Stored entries
....

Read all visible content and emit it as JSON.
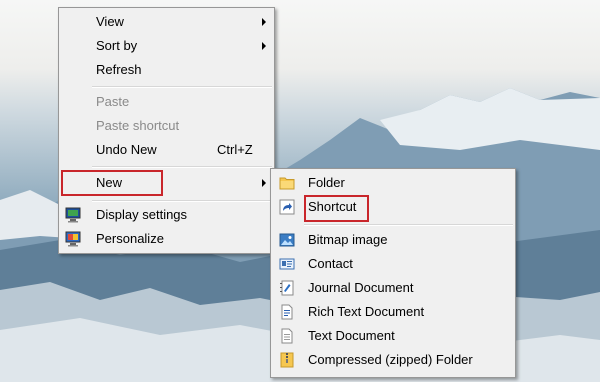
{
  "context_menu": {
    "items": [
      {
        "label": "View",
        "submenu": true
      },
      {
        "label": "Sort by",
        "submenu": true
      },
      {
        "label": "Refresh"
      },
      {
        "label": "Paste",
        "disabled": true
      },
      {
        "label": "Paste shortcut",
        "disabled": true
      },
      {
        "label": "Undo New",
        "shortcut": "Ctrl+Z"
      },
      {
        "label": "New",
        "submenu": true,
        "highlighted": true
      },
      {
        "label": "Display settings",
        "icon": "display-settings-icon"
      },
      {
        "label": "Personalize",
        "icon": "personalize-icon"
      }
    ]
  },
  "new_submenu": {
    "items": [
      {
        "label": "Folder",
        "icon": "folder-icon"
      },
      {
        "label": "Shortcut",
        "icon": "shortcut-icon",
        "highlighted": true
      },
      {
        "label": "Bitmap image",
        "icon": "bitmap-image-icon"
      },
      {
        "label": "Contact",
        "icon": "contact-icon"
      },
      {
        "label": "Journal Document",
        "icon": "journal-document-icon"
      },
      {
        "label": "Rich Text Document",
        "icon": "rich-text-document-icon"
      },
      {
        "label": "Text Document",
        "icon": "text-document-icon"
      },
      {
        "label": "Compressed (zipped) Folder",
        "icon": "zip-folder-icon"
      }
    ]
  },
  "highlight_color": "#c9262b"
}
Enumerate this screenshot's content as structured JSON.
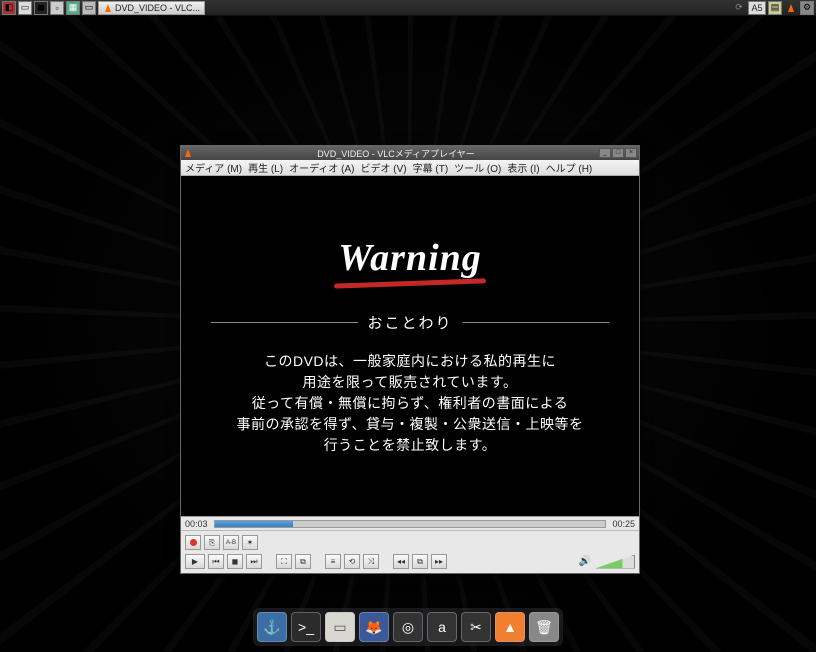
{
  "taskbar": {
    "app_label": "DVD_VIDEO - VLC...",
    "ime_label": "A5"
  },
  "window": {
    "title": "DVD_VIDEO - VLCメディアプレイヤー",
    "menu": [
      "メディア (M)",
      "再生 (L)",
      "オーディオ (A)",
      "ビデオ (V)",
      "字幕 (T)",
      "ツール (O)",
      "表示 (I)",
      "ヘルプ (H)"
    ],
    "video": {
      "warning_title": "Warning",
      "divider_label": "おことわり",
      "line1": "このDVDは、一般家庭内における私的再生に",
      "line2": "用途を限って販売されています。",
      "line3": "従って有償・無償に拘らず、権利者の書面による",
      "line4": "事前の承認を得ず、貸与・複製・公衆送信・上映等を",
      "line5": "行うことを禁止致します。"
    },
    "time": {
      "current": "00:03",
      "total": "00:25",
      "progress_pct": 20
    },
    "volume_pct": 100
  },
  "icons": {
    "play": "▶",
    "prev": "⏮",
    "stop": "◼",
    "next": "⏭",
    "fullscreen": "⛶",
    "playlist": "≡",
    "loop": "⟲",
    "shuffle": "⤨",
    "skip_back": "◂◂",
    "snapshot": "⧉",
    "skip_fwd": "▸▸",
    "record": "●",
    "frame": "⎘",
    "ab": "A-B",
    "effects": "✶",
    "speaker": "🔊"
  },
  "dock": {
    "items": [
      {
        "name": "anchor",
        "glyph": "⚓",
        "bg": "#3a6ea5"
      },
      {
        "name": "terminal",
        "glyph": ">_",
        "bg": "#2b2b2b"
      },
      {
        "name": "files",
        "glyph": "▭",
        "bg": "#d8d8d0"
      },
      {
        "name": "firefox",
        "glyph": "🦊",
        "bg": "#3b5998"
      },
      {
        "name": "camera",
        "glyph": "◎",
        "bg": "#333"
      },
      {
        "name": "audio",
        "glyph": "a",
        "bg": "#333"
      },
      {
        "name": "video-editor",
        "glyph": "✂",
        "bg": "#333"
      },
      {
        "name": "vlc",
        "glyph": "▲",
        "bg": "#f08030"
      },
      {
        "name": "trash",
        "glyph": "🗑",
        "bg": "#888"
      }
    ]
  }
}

....

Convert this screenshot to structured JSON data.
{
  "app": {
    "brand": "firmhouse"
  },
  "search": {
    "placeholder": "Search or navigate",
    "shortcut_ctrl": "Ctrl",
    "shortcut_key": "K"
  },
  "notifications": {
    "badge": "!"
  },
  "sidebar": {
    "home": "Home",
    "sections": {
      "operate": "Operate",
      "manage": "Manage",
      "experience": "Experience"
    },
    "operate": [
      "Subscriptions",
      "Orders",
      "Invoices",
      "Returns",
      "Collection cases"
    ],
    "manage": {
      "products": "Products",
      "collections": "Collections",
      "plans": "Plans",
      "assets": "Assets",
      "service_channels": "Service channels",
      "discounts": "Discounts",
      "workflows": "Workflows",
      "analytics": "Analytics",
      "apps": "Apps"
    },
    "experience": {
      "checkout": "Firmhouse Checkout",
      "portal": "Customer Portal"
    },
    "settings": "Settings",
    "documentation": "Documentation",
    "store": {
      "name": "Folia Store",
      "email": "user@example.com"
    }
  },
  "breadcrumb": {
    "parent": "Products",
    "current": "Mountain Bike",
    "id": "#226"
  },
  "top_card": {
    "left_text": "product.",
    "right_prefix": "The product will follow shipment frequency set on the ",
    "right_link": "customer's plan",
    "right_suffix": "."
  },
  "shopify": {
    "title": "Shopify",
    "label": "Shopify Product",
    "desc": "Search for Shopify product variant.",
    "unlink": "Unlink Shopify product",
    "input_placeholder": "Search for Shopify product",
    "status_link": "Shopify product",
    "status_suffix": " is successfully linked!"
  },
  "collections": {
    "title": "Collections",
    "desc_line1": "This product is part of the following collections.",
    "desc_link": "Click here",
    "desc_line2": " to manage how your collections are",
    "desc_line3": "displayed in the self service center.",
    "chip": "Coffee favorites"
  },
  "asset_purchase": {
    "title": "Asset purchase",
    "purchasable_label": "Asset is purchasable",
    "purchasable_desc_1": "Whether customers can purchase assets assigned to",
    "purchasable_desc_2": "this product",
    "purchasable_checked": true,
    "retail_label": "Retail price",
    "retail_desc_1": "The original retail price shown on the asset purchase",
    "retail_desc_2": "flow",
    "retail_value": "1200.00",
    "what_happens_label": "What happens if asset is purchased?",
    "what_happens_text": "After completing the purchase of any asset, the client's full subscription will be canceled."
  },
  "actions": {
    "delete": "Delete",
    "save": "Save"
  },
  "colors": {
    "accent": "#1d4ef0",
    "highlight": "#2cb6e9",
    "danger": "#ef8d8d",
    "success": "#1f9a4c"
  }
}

....

> **WORK TO BE COMPLETED**:
Using the material above, gather every line that includes "JSON".

> **CORRECT RESULT**:
Read all visible content and emit it as JSON.
Enumerate this screenshot's content as structured JSON.
Convert this screenshot to structured JSON data.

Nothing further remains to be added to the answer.